##### PROVIDED RECORDS

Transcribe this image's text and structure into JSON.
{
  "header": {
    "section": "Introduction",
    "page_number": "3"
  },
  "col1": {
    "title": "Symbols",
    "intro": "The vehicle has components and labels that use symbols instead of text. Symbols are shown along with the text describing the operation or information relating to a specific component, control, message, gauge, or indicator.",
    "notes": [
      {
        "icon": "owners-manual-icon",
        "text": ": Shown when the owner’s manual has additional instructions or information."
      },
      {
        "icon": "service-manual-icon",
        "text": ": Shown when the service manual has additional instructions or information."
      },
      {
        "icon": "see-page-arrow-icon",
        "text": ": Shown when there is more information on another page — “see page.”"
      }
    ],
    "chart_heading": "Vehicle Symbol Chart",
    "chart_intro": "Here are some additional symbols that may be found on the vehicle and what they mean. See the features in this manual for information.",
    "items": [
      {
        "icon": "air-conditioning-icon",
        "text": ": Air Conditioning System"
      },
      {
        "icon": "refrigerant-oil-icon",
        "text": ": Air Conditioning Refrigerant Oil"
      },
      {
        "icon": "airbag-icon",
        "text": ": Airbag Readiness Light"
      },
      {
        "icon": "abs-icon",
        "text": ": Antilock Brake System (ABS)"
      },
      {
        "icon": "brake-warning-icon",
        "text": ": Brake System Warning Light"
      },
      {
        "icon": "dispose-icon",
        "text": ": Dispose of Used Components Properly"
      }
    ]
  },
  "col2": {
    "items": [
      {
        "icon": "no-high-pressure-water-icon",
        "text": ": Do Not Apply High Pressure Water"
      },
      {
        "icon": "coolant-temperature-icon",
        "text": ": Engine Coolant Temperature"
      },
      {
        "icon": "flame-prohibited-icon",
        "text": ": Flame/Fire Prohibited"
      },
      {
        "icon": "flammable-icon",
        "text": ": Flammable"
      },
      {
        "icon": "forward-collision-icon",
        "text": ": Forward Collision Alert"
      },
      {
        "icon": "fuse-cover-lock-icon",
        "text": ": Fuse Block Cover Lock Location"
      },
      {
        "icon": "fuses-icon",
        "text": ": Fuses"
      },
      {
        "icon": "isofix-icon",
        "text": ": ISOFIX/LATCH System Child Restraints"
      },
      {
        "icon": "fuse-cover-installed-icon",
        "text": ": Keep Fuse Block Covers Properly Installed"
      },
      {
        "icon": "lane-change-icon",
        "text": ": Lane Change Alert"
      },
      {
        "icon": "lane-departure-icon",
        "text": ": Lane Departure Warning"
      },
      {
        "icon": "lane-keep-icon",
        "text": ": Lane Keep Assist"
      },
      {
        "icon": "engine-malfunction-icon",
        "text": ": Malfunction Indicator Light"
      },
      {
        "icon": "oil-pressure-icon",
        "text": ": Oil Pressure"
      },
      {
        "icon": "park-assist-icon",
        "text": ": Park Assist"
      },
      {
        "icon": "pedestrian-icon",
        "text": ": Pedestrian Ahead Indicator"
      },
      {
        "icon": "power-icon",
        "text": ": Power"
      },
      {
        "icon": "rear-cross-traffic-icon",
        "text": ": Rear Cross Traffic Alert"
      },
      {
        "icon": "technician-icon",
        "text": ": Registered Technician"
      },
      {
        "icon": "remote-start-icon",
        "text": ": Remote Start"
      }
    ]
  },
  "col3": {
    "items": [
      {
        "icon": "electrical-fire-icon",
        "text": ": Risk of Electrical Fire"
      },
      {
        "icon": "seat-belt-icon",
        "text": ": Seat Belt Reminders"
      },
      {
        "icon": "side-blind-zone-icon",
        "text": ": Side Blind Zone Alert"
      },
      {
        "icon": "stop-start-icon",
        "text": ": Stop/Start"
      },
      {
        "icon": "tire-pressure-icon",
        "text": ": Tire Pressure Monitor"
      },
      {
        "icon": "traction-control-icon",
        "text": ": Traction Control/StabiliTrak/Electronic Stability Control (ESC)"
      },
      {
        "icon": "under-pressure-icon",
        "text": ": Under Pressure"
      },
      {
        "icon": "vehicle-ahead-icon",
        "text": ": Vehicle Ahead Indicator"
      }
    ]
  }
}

##########

TO DO:
Restate every entry word for word.

EXPECTED ANSWER:
Transcribe this image's text and structure into JSON.
{
  "header": {
    "section": "Introduction",
    "page_number": "3"
  },
  "col1": {
    "title": "Symbols",
    "intro": "The vehicle has components and labels that use symbols instead of text. Symbols are shown along with the text describing the operation or information relating to a specific component, control, message, gauge, or indicator.",
    "notes": [
      {
        "icon": "owners-manual-icon",
        "text": ": Shown when the owner’s manual has additional instructions or information."
      },
      {
        "icon": "service-manual-icon",
        "text": ": Shown when the service manual has additional instructions or information."
      },
      {
        "icon": "see-page-arrow-icon",
        "text": ": Shown when there is more information on another page — “see page.”"
      }
    ],
    "chart_heading": "Vehicle Symbol Chart",
    "chart_intro": "Here are some additional symbols that may be found on the vehicle and what they mean. See the features in this manual for information.",
    "items": [
      {
        "icon": "air-conditioning-icon",
        "text": ": Air Conditioning System"
      },
      {
        "icon": "refrigerant-oil-icon",
        "text": ": Air Conditioning Refrigerant Oil"
      },
      {
        "icon": "airbag-icon",
        "text": ": Airbag Readiness Light"
      },
      {
        "icon": "abs-icon",
        "text": ": Antilock Brake System (ABS)"
      },
      {
        "icon": "brake-warning-icon",
        "text": ": Brake System Warning Light"
      },
      {
        "icon": "dispose-icon",
        "text": ": Dispose of Used Components Properly"
      }
    ]
  },
  "col2": {
    "items": [
      {
        "icon": "no-high-pressure-water-icon",
        "text": ": Do Not Apply High Pressure Water"
      },
      {
        "icon": "coolant-temperature-icon",
        "text": ": Engine Coolant Temperature"
      },
      {
        "icon": "flame-prohibited-icon",
        "text": ": Flame/Fire Prohibited"
      },
      {
        "icon": "flammable-icon",
        "text": ": Flammable"
      },
      {
        "icon": "forward-collision-icon",
        "text": ": Forward Collision Alert"
      },
      {
        "icon": "fuse-cover-lock-icon",
        "text": ": Fuse Block Cover Lock Location"
      },
      {
        "icon": "fuses-icon",
        "text": ": Fuses"
      },
      {
        "icon": "isofix-icon",
        "text": ": ISOFIX/LATCH System Child Restraints"
      },
      {
        "icon": "fuse-cover-installed-icon",
        "text": ": Keep Fuse Block Covers Properly Installed"
      },
      {
        "icon": "lane-change-icon",
        "text": ": Lane Change Alert"
      },
      {
        "icon": "lane-departure-icon",
        "text": ": Lane Departure Warning"
      },
      {
        "icon": "lane-keep-icon",
        "text": ": Lane Keep Assist"
      },
      {
        "icon": "engine-malfunction-icon",
        "text": ": Malfunction Indicator Light"
      },
      {
        "icon": "oil-pressure-icon",
        "text": ": Oil Pressure"
      },
      {
        "icon": "park-assist-icon",
        "text": ": Park Assist"
      },
      {
        "icon": "pedestrian-icon",
        "text": ": Pedestrian Ahead Indicator"
      },
      {
        "icon": "power-icon",
        "text": ": Power"
      },
      {
        "icon": "rear-cross-traffic-icon",
        "text": ": Rear Cross Traffic Alert"
      },
      {
        "icon": "technician-icon",
        "text": ": Registered Technician"
      },
      {
        "icon": "remote-start-icon",
        "text": ": Remote Start"
      }
    ]
  },
  "col3": {
    "items": [
      {
        "icon": "electrical-fire-icon",
        "text": ": Risk of Electrical Fire"
      },
      {
        "icon": "seat-belt-icon",
        "text": ": Seat Belt Reminders"
      },
      {
        "icon": "side-blind-zone-icon",
        "text": ": Side Blind Zone Alert"
      },
      {
        "icon": "stop-start-icon",
        "text": ": Stop/Start"
      },
      {
        "icon": "tire-pressure-icon",
        "text": ": Tire Pressure Monitor"
      },
      {
        "icon": "traction-control-icon",
        "text": ": Traction Control/StabiliTrak/Electronic Stability Control (ESC)"
      },
      {
        "icon": "under-pressure-icon",
        "text": ": Under Pressure"
      },
      {
        "icon": "vehicle-ahead-icon",
        "text": ": Vehicle Ahead Indicator"
      }
    ]
  }
}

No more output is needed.